**EXERCISE GOAL**
Transcribe the records below exactly as they appear, omitting any pictures.

**SUPPLIED DATA**

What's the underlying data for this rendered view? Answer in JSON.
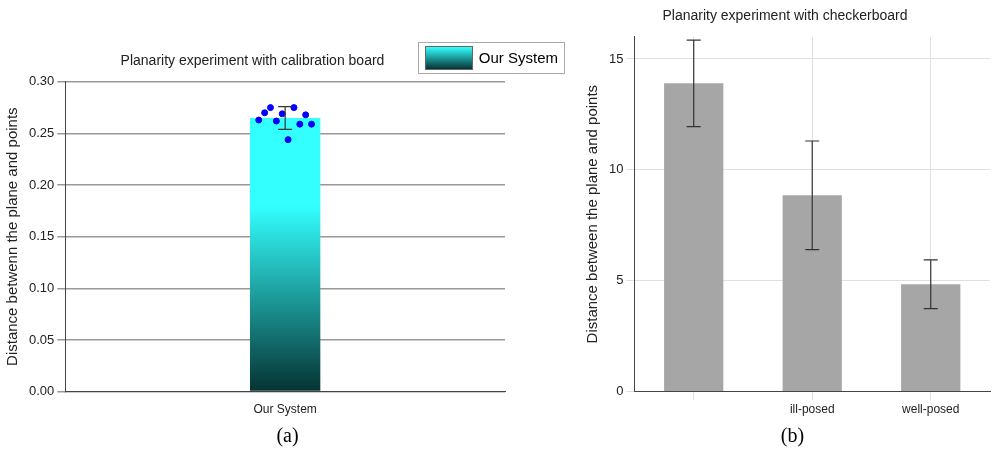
{
  "chart_data": [
    {
      "type": "bar",
      "title": "Planarity experiment with calibration board",
      "ylabel": "Distance betwenn the plane and points",
      "categories": [
        "Our System"
      ],
      "series": [
        {
          "name": "Our System",
          "color": "#33ffff",
          "values": [
            0.265
          ],
          "errors": [
            0.011
          ]
        },
        {
          "type": "scatter",
          "color": "#0000ff",
          "x": [
            "Our System",
            "Our System",
            "Our System",
            "Our System",
            "Our System",
            "Our System",
            "Our System",
            "Our System",
            "Our System",
            "Our System"
          ],
          "values": [
            0.263,
            0.27,
            0.275,
            0.262,
            0.269,
            0.244,
            0.275,
            0.259,
            0.268,
            0.259
          ]
        }
      ],
      "ylim": [
        0,
        0.3
      ],
      "yticks": [
        {
          "value": 0,
          "label": "0.00"
        },
        {
          "value": 0.05,
          "label": "0.05"
        },
        {
          "value": 0.1,
          "label": "0.10"
        },
        {
          "value": 0.15,
          "label": "0.15"
        },
        {
          "value": 0.2,
          "label": "0.20"
        },
        {
          "value": 0.25,
          "label": "0.25"
        },
        {
          "value": 0.3,
          "label": "0.30"
        }
      ],
      "grid": "y",
      "legend": "top right",
      "annotations": [
        "(a)"
      ]
    },
    {
      "type": "bar",
      "title": "Planarity experiment with checkerboard",
      "ylabel": "Distance between the plane and points",
      "categories": [
        null,
        "ill-posed",
        "well-posed"
      ],
      "values": [
        13.9,
        8.85,
        4.84
      ],
      "errors": [
        1.95,
        2.45,
        1.1
      ],
      "color": "#a6a6a6",
      "ylim": [
        0,
        16
      ],
      "yticks": [
        0,
        5,
        10,
        15
      ],
      "grid": true,
      "annotations": [
        "(b)"
      ]
    }
  ]
}
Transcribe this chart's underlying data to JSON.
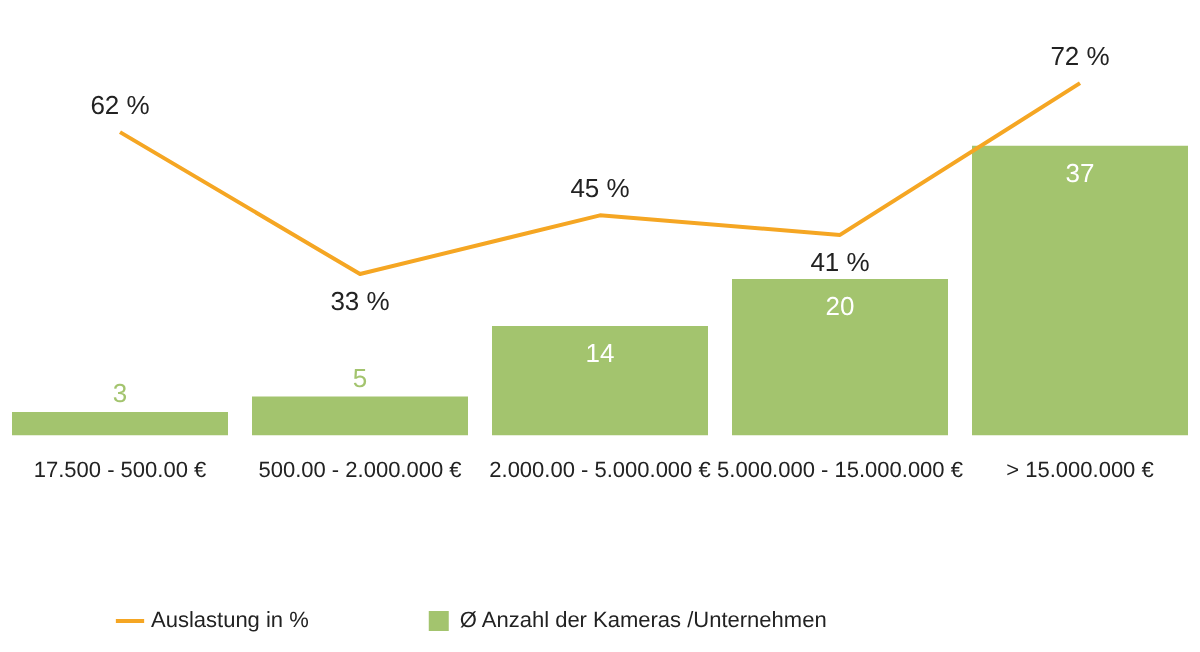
{
  "chart_data": {
    "type": "bar",
    "categories": [
      "17.500 - 500.00 €",
      "500.00 - 2.000.000 €",
      "2.000.00 - 5.000.000 €",
      "5.000.000 - 15.000.000 €",
      "> 15.000.000 €"
    ],
    "series": [
      {
        "name": "Ø Anzahl der Kameras /Unternehmen",
        "color": "#a3c46e",
        "values": [
          3,
          5,
          14,
          20,
          37
        ],
        "value_labels": [
          "3",
          "5",
          "14",
          "20",
          "37"
        ]
      },
      {
        "name": "Auslastung in %",
        "type": "line",
        "axis": "y2",
        "color": "#f5a623",
        "values": [
          62,
          33,
          45,
          41,
          72
        ],
        "value_labels": [
          "62 %",
          "33 %",
          "45 %",
          "41 %",
          "72 %"
        ]
      }
    ],
    "legend": "bottom left",
    "grid": false,
    "tick_labels": "x",
    "marker": "none",
    "line_style": "solid"
  }
}
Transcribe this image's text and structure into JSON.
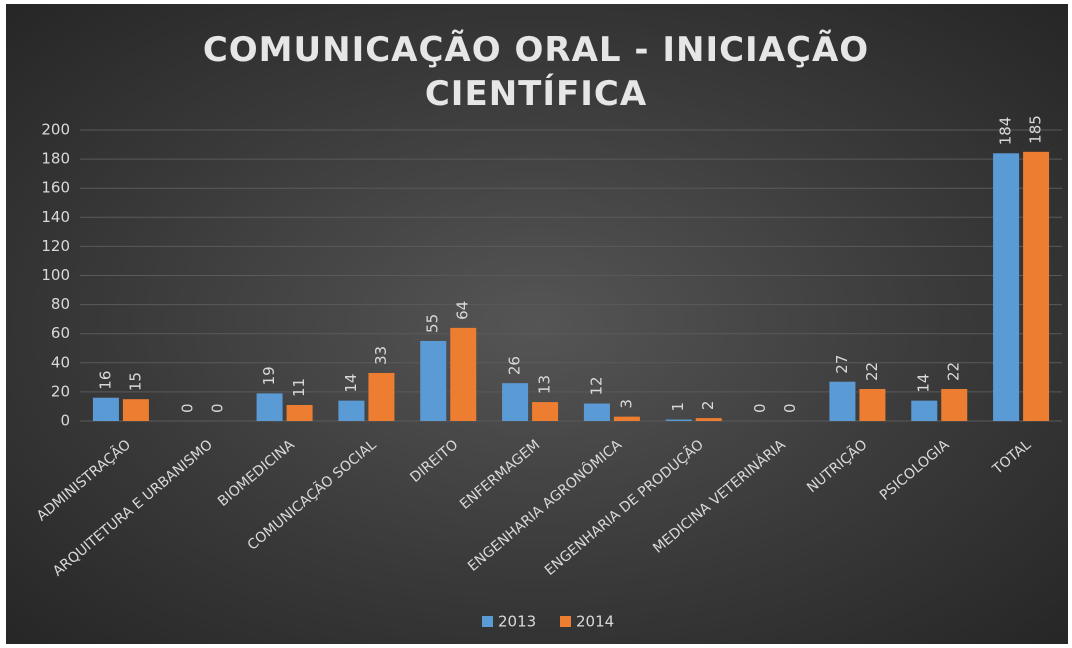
{
  "chart_data": {
    "type": "bar",
    "title": "COMUNICAÇÃO ORAL - INICIAÇÃO CIENTÍFICA",
    "categories": [
      "ADMINISTRAÇÃO",
      "ARQUITETURA E URBANISMO",
      "BIOMEDICINA",
      "COMUNICAÇÃO SOCIAL",
      "DIREITO",
      "ENFERMAGEM",
      "ENGENHARIA AGRONÔMICA",
      "ENGENHARIA DE PRODUÇÃO",
      "MEDICINA VETERINÁRIA",
      "NUTRIÇÃO",
      "PSICOLOGIA",
      "TOTAL"
    ],
    "series": [
      {
        "name": "2013",
        "color": "#5b9bd5",
        "values": [
          16,
          0,
          19,
          14,
          55,
          26,
          12,
          1,
          0,
          27,
          14,
          184
        ]
      },
      {
        "name": "2014",
        "color": "#ed7d31",
        "values": [
          15,
          0,
          11,
          33,
          64,
          13,
          3,
          2,
          0,
          22,
          22,
          185
        ]
      }
    ],
    "ylim": [
      0,
      200
    ],
    "yticks": [
      0,
      20,
      40,
      60,
      80,
      100,
      120,
      140,
      160,
      180,
      200
    ],
    "grid": true,
    "legend": "bottom"
  }
}
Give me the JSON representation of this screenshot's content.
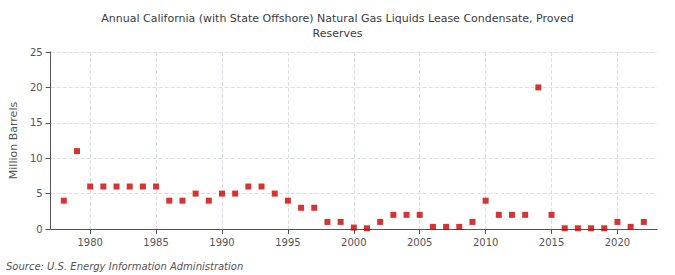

**COMPLETED EXERCISE**
What's the underlying data for this rendered view? Answer in JSON.
{
  "chart_data": [
    {
      "type": "bar",
      "title": "Planarity experiment with calibration board",
      "ylabel": "Distance betwenn the plane and points",
      "categories": [
        "Our System"
      ],
      "series": [
        {
          "name": "Our System",
          "color": "#33ffff",
          "values": [
            0.265
          ],
          "errors": [
            0.011
          ]
        },
        {
          "type": "scatter",
          "color": "#0000ff",
          "x": [
            "Our System",
            "Our System",
            "Our System",
            "Our System",
            "Our System",
            "Our System",
            "Our System",
            "Our System",
            "Our System",
            "Our System"
          ],
          "values": [
            0.263,
            0.27,
            0.275,
            0.262,
            0.269,
            0.244,
            0.275,
            0.259,
            0.268,
            0.259
          ]
        }
      ],
      "ylim": [
        0,
        0.3
      ],
      "yticks": [
        {
          "value": 0,
          "label": "0.00"
        },
        {
          "value": 0.05,
          "label": "0.05"
        },
        {
          "value": 0.1,
          "label": "0.10"
        },
        {
          "value": 0.15,
          "label": "0.15"
        },
        {
          "value": 0.2,
          "label": "0.20"
        },
        {
          "value": 0.25,
          "label": "0.25"
        },
        {
          "value": 0.3,
          "label": "0.30"
        }
      ],
      "grid": "y",
      "legend": "top right",
      "annotations": [
        "(a)"
      ]
    },
    {
      "type": "bar",
      "title": "Planarity experiment with checkerboard",
      "ylabel": "Distance between the plane and points",
      "categories": [
        null,
        "ill-posed",
        "well-posed"
      ],
      "values": [
        13.9,
        8.85,
        4.84
      ],
      "errors": [
        1.95,
        2.45,
        1.1
      ],
      "color": "#a6a6a6",
      "ylim": [
        0,
        16
      ],
      "yticks": [
        0,
        5,
        10,
        15
      ],
      "grid": true,
      "annotations": [
        "(b)"
      ]
    }
  ]
}
Transcribe this chart's underlying data to JSON.
{
  "chart_data": {
    "type": "bar",
    "categories": [
      "17.500 - 500.00 €",
      "500.00 - 2.000.000 €",
      "2.000.00 - 5.000.000 €",
      "5.000.000 - 15.000.000 €",
      "> 15.000.000 €"
    ],
    "series": [
      {
        "name": "Ø Anzahl der Kameras /Unternehmen",
        "color": "#a3c46e",
        "values": [
          3,
          5,
          14,
          20,
          37
        ],
        "value_labels": [
          "3",
          "5",
          "14",
          "20",
          "37"
        ]
      },
      {
        "name": "Auslastung in %",
        "type": "line",
        "axis": "y2",
        "color": "#f5a623",
        "values": [
          62,
          33,
          45,
          41,
          72
        ],
        "value_labels": [
          "62 %",
          "33 %",
          "45 %",
          "41 %",
          "72 %"
        ]
      }
    ],
    "legend": "bottom left",
    "grid": false,
    "tick_labels": "x",
    "marker": "none",
    "line_style": "solid"
  }
}
Transcribe this image's text and structure into JSON.
{
  "chart_data": {
    "type": "bar",
    "title": "COMUNICAÇÃO ORAL - INICIAÇÃO CIENTÍFICA",
    "categories": [
      "ADMINISTRAÇÃO",
      "ARQUITETURA E URBANISMO",
      "BIOMEDICINA",
      "COMUNICAÇÃO SOCIAL",
      "DIREITO",
      "ENFERMAGEM",
      "ENGENHARIA AGRONÔMICA",
      "ENGENHARIA DE PRODUÇÃO",
      "MEDICINA VETERINÁRIA",
      "NUTRIÇÃO",
      "PSICOLOGIA",
      "TOTAL"
    ],
    "series": [
      {
        "name": "2013",
        "color": "#5b9bd5",
        "values": [
          16,
          0,
          19,
          14,
          55,
          26,
          12,
          1,
          0,
          27,
          14,
          184
        ]
      },
      {
        "name": "2014",
        "color": "#ed7d31",
        "values": [
          15,
          0,
          11,
          33,
          64,
          13,
          3,
          2,
          0,
          22,
          22,
          185
        ]
      }
    ],
    "ylim": [
      0,
      200
    ],
    "yticks": [
      0,
      20,
      40,
      60,
      80,
      100,
      120,
      140,
      160,
      180,
      200
    ],
    "grid": true,
    "legend": "bottom"
  }
}
Give me the JSON representation of this screenshot's content.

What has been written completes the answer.